§ **Data shown**
━━━━━━━━━━━━━━━━

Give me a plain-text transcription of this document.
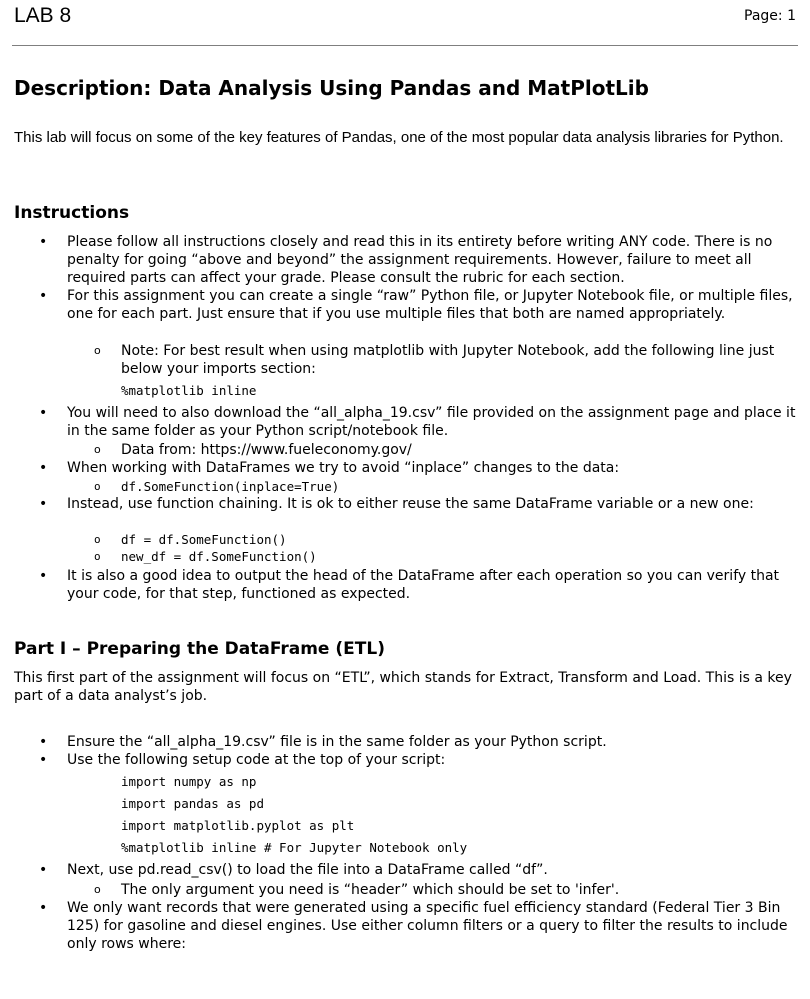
LAB 8	Page: 1
Description: Data Analysis Using Pandas and MatPlotLib

This lab will focus on some of the key features of Pandas, one of the most popular data analysis libraries for Python.

Instructions
• Please follow all instructions closely and read this in its entirety before writing ANY code. There is no penalty for going “above and beyond” the assignment requirements. However, failure to meet all required parts can affect your grade. Please consult the rubric for each section.
• For this assignment you can create a single “raw” Python file, or Jupyter Notebook file, or multiple files, one for each part. Just ensure that if you use multiple files that both are named appropriately.
o Note: For best result when using matplotlib with Jupyter Notebook, add the following line just below your imports section:
%matplotlib inline
• You will need to also download the “all_alpha_19.csv” file provided on the assignment page and place it in the same folder as your Python script/notebook file.
o Data from: https://www.fueleconomy.gov/
• When working with DataFrames we try to avoid “inplace” changes to the data:
o df.SomeFunction(inplace=True)
• Instead, use function chaining. It is ok to either reuse the same DataFrame variable or a new one:
o df = df.SomeFunction()
o new_df = df.SomeFunction()
• It is also a good idea to output the head of the DataFrame after each operation so you can verify that your code, for that step, functioned as expected.
Part I – Preparing the DataFrame (ETL)
This first part of the assignment will focus on “ETL”, which stands for Extract, Transform and Load. This is a key part of a data analyst’s job.
• Ensure the “all_alpha_19.csv” file is in the same folder as your Python script.
• Use the following setup code at the top of your script:
import numpy as np
import pandas as pd
import matplotlib.pyplot as plt
%matplotlib inline # For Jupyter Notebook only
• Next, use pd.read_csv() to load the file into a DataFrame called “df”.
o The only argument you need is “header” which should be set to 'infer'.
• We only want records that were generated using a specific fuel efficiency standard (Federal Tier 3 Bin 125) for gasoline and diesel engines. Use either column filters or a query to filter the results to include only rows where:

━━━━━━━━━━━━━━━━

§ **What you are asked to do**
Your task is to gather all lines from the entries above that hold the word "will".

§ **Solution to this problem**
This lab will focus on some of the key features of Pandas, one of the most popular data analysis libraries for Python.
• You will need to also download the “all_alpha_19.csv” file provided on the assignment page and place it in the same folder as your Python script/notebook file.
This first part of the assignment will focus on “ETL”, which stands for Extract, Transform and Load. This is a key part of a data analyst’s job.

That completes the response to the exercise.